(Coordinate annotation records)
* * *
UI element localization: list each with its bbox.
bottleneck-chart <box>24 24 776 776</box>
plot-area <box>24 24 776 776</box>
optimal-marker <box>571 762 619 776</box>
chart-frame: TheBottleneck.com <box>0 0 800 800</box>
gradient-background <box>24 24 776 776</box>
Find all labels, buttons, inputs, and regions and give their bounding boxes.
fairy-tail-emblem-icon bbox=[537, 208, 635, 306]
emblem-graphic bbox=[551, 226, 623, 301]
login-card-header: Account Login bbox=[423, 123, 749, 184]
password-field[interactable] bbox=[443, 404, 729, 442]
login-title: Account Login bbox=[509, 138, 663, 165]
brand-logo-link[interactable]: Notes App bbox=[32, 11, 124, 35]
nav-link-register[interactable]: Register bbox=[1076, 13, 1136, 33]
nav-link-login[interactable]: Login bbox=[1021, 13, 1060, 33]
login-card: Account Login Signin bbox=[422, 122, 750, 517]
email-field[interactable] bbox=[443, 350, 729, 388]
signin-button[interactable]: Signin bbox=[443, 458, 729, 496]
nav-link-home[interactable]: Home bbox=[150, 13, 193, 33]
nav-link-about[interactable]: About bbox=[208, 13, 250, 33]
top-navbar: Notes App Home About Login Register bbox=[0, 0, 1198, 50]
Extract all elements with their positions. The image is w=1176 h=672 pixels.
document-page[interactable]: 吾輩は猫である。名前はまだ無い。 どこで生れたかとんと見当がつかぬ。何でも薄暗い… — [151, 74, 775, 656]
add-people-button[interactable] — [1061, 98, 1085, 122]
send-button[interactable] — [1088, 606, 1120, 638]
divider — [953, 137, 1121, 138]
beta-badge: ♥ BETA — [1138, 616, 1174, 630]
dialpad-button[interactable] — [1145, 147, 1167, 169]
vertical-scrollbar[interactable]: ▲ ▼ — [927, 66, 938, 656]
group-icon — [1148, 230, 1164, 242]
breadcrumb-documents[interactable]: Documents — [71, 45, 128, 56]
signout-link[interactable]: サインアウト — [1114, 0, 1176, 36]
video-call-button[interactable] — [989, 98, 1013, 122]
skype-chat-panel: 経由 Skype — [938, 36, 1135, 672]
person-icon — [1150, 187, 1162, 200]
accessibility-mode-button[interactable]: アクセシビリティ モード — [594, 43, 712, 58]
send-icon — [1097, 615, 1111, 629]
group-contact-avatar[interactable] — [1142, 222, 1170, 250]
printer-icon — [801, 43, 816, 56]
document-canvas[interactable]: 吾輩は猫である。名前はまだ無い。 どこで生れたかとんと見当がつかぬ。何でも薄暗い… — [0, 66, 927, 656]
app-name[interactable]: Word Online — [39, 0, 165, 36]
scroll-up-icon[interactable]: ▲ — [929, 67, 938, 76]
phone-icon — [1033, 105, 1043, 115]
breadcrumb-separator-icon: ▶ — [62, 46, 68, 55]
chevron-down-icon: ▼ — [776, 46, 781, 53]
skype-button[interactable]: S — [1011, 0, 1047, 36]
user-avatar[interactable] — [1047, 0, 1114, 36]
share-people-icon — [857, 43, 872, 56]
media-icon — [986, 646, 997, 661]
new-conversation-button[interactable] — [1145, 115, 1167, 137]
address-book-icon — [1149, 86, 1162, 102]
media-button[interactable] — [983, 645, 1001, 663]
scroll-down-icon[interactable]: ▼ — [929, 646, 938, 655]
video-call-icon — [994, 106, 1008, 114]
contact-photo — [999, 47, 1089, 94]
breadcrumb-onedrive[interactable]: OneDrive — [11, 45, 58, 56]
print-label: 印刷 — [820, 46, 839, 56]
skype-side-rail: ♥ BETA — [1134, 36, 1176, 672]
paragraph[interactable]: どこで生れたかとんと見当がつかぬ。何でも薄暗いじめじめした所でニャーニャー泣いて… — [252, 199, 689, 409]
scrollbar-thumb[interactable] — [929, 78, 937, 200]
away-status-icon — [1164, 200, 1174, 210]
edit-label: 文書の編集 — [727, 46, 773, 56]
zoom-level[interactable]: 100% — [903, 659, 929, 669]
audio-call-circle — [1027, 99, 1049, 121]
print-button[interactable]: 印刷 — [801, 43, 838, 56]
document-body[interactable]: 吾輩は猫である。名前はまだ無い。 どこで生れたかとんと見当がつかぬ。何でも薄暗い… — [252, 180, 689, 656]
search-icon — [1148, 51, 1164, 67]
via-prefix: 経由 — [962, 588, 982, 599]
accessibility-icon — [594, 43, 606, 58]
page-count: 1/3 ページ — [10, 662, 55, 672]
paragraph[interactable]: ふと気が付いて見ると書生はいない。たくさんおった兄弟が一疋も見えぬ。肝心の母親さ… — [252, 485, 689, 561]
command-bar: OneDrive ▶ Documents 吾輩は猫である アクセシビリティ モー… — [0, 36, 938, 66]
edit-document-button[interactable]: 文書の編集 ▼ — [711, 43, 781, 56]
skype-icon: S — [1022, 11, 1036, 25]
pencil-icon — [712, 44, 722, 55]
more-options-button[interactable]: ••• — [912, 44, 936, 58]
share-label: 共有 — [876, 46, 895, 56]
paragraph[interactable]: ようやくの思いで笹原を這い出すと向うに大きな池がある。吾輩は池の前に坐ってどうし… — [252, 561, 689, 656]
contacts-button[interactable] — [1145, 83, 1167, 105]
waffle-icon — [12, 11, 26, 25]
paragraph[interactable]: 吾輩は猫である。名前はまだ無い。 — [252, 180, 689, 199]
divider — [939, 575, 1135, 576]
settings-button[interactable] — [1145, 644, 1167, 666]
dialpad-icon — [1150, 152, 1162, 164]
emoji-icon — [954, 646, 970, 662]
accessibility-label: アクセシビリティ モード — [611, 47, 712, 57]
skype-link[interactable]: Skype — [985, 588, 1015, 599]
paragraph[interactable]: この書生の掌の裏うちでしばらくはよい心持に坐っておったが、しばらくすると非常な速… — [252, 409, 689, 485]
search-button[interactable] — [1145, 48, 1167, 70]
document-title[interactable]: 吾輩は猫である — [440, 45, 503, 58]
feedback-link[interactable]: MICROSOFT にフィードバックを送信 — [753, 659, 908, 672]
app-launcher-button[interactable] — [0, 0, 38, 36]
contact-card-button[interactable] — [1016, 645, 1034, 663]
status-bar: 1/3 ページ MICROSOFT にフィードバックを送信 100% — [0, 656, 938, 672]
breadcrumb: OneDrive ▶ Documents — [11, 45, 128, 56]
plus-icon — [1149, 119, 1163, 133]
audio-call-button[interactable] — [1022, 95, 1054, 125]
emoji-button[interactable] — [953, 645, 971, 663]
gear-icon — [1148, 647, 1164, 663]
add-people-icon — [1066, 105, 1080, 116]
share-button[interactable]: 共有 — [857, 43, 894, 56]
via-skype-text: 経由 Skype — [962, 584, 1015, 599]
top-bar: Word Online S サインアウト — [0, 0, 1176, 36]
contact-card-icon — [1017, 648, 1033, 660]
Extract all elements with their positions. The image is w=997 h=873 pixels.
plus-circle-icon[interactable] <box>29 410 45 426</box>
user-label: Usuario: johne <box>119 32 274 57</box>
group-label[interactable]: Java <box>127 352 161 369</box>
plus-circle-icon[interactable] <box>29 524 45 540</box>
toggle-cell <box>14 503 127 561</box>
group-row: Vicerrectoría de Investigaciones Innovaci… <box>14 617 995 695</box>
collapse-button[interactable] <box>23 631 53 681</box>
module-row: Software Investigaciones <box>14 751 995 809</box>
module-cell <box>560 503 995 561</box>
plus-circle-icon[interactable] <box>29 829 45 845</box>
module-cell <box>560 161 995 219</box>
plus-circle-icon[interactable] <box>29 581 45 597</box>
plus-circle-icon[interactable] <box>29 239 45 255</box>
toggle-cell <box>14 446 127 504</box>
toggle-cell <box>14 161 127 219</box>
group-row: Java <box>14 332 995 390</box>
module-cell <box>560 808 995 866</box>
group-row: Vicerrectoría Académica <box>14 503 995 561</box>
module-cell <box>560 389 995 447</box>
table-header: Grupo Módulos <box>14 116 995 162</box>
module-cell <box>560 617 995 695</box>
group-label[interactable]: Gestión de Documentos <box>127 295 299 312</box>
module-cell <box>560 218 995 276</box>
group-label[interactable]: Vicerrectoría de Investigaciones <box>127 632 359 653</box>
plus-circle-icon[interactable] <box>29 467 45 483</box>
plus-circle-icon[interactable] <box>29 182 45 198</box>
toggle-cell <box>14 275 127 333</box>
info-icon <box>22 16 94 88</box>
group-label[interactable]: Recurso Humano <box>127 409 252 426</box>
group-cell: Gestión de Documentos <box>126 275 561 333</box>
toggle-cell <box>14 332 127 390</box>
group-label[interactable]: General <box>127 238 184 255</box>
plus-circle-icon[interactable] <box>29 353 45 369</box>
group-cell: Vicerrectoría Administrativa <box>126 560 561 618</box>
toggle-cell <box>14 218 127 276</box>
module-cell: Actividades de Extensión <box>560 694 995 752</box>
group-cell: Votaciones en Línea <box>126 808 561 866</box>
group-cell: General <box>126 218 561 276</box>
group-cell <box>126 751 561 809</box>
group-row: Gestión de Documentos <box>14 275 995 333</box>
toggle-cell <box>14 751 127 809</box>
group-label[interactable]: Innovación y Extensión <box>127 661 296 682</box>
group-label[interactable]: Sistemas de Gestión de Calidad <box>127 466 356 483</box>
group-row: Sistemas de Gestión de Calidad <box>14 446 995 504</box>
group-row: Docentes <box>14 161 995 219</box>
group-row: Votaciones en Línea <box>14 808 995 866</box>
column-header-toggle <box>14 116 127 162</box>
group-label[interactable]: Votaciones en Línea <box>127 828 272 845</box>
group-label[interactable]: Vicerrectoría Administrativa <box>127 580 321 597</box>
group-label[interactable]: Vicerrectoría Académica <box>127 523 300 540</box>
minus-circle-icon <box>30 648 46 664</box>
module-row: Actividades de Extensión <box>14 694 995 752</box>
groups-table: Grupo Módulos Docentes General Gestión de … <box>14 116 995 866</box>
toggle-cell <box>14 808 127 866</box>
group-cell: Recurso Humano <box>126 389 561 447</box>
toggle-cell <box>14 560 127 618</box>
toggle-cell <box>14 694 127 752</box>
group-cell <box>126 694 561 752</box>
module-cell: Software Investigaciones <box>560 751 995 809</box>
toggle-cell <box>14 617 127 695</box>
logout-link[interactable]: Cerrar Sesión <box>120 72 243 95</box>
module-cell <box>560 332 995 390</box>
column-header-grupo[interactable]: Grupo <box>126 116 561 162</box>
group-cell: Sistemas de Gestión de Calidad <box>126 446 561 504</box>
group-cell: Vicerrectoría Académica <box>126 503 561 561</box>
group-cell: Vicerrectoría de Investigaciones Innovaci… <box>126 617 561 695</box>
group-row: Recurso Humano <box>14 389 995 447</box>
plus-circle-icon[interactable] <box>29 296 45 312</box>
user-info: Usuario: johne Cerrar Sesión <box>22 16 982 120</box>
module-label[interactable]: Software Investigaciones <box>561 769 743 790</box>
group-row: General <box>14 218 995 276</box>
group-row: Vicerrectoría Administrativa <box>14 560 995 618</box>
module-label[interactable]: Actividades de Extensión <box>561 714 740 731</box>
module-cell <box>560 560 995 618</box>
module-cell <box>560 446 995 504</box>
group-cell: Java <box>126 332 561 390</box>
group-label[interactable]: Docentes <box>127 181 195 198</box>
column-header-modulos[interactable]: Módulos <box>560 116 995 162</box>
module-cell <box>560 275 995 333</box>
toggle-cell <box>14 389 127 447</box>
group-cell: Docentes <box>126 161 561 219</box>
* * *
> [Written problem] Express the stretch of entries from the beginning through the line containing "email-field[interactable] bbox=[443, 350, 729, 388]" as a JSON list of strings. Use one string per line, and omit any blank lines.

> [Result of the exercise]
[
  "UI element localization: list each with its bbox.",
  "bottleneck-chart <box>24 24 776 776</box>",
  "plot-area <box>24 24 776 776</box>",
  "optimal-marker <box>571 762 619 776</box>",
  "chart-frame: TheBottleneck.com <box>0 0 800 800</box>",
  "gradient-background <box>24 24 776 776</box>",
  "Find all labels, buttons, inputs, and regions and give their bounding boxes.",
  "fairy-tail-emblem-icon bbox=[537, 208, 635, 306]",
  "emblem-graphic bbox=[551, 226, 623, 301]",
  "login-card-header: Account Login bbox=[423, 123, 749, 184]",
  "password-field[interactable] bbox=[443, 404, 729, 442]",
  "login-title: Account Login bbox=[509, 138, 663, 165]",
  "brand-logo-link[interactable]: Notes App bbox=[32, 11, 124, 35]",
  "nav-link-register[interactable]: Register bbox=[1076, 13, 1136, 33]",
  "nav-link-login[interactable]: Login bbox=[1021, 13, 1060, 33]",
  "login-card: Account Login Signin bbox=[422, 122, 750, 517]",
  "email-field[interactable] bbox=[443, 350, 729, 388]"
]